=== Required task ===
Output every entry exactly as written.

=== Items ===
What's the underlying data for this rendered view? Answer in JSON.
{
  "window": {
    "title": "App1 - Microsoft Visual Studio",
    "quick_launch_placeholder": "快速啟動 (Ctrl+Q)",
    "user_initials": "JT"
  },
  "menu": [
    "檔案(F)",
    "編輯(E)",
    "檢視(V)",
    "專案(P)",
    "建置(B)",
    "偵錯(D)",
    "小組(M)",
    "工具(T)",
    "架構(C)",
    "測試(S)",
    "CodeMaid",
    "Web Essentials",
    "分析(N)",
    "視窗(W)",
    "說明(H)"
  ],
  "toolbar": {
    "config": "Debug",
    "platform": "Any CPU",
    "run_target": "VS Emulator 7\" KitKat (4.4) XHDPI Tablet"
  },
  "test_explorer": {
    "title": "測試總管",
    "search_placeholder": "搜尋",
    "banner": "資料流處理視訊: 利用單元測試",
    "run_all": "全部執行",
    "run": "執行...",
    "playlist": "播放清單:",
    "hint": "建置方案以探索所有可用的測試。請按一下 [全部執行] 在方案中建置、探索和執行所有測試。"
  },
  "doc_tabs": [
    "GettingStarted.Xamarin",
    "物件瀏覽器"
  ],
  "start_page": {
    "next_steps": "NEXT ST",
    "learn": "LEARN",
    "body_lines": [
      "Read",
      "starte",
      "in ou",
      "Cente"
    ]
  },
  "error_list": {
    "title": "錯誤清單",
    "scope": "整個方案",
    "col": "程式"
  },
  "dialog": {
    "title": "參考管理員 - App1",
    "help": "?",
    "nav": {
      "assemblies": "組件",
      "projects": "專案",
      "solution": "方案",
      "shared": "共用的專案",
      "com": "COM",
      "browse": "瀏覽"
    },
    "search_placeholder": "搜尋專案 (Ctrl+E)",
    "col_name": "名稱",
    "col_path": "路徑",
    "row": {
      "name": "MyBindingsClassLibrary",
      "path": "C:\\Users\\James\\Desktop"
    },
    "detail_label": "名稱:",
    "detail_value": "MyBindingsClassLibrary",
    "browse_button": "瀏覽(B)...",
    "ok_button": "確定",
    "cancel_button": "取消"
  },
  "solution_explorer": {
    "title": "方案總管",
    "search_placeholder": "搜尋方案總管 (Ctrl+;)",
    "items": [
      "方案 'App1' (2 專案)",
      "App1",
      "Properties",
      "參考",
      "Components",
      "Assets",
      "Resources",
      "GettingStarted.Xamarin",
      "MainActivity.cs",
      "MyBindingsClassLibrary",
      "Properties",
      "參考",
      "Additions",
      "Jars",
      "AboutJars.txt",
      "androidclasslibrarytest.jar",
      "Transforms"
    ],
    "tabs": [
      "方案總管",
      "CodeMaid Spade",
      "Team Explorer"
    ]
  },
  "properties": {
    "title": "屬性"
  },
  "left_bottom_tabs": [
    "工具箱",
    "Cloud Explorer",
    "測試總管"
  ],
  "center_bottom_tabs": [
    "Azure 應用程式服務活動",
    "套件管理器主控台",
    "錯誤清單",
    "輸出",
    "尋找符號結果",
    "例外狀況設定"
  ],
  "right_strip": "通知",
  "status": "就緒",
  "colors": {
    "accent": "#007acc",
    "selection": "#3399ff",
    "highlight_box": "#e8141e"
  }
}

=== Task response ===
What's the underlying data for this rendered view? Answer in JSON.
{
  "window": {
    "title": "App1 - Microsoft Visual Studio",
    "quick_launch_placeholder": "快速啟動 (Ctrl+Q)",
    "user_initials": "JT"
  },
  "menu": [
    "檔案(F)",
    "編輯(E)",
    "檢視(V)",
    "專案(P)",
    "建置(B)",
    "偵錯(D)",
    "小組(M)",
    "工具(T)",
    "架構(C)",
    "測試(S)",
    "CodeMaid",
    "Web Essentials",
    "分析(N)",
    "視窗(W)",
    "說明(H)"
  ],
  "toolbar": {
    "config": "Debug",
    "platform": "Any CPU",
    "run_target": "VS Emulator 7\" KitKat (4.4) XHDPI Tablet"
  },
  "test_explorer": {
    "title": "測試總管",
    "search_placeholder": "搜尋",
    "banner": "資料流處理視訊: 利用單元測試",
    "run_all": "全部執行",
    "run": "執行...",
    "playlist": "播放清單:",
    "hint": "建置方案以探索所有可用的測試。請按一下 [全部執行] 在方案中建置、探索和執行所有測試。"
  },
  "doc_tabs": [
    "GettingStarted.Xamarin",
    "物件瀏覽器"
  ],
  "start_page": {
    "next_steps": "NEXT ST",
    "learn": "LEARN",
    "body_lines": [
      "Read",
      "starte",
      "in ou",
      "Cente"
    ]
  },
  "error_list": {
    "title": "錯誤清單",
    "scope": "整個方案",
    "col": "程式"
  },
  "dialog": {
    "title": "參考管理員 - App1",
    "help": "?",
    "nav": {
      "assemblies": "組件",
      "projects": "專案",
      "solution": "方案",
      "shared": "共用的專案",
      "com": "COM",
      "browse": "瀏覽"
    },
    "search_placeholder": "搜尋專案 (Ctrl+E)",
    "col_name": "名稱",
    "col_path": "路徑",
    "row": {
      "name": "MyBindingsClassLibrary",
      "path": "C:\\Users\\James\\Desktop"
    },
    "detail_label": "名稱:",
    "detail_value": "MyBindingsClassLibrary",
    "browse_button": "瀏覽(B)...",
    "ok_button": "確定",
    "cancel_button": "取消"
  },
  "solution_explorer": {
    "title": "方案總管",
    "search_placeholder": "搜尋方案總管 (Ctrl+;)",
    "items": [
      "方案 'App1' (2 專案)",
      "App1",
      "Properties",
      "參考",
      "Components",
      "Assets",
      "Resources",
      "GettingStarted.Xamarin",
      "MainActivity.cs",
      "MyBindingsClassLibrary",
      "Properties",
      "參考",
      "Additions",
      "Jars",
      "AboutJars.txt",
      "androidclasslibrarytest.jar",
      "Transforms"
    ],
    "tabs": [
      "方案總管",
      "CodeMaid Spade",
      "Team Explorer"
    ]
  },
  "properties": {
    "title": "屬性"
  },
  "left_bottom_tabs": [
    "工具箱",
    "Cloud Explorer",
    "測試總管"
  ],
  "center_bottom_tabs": [
    "Azure 應用程式服務活動",
    "套件管理器主控台",
    "錯誤清單",
    "輸出",
    "尋找符號結果",
    "例外狀況設定"
  ],
  "right_strip": "通知",
  "status": "就緒",
  "colors": {
    "accent": "#007acc",
    "selection": "#3399ff",
    "highlight_box": "#e8141e"
  }
}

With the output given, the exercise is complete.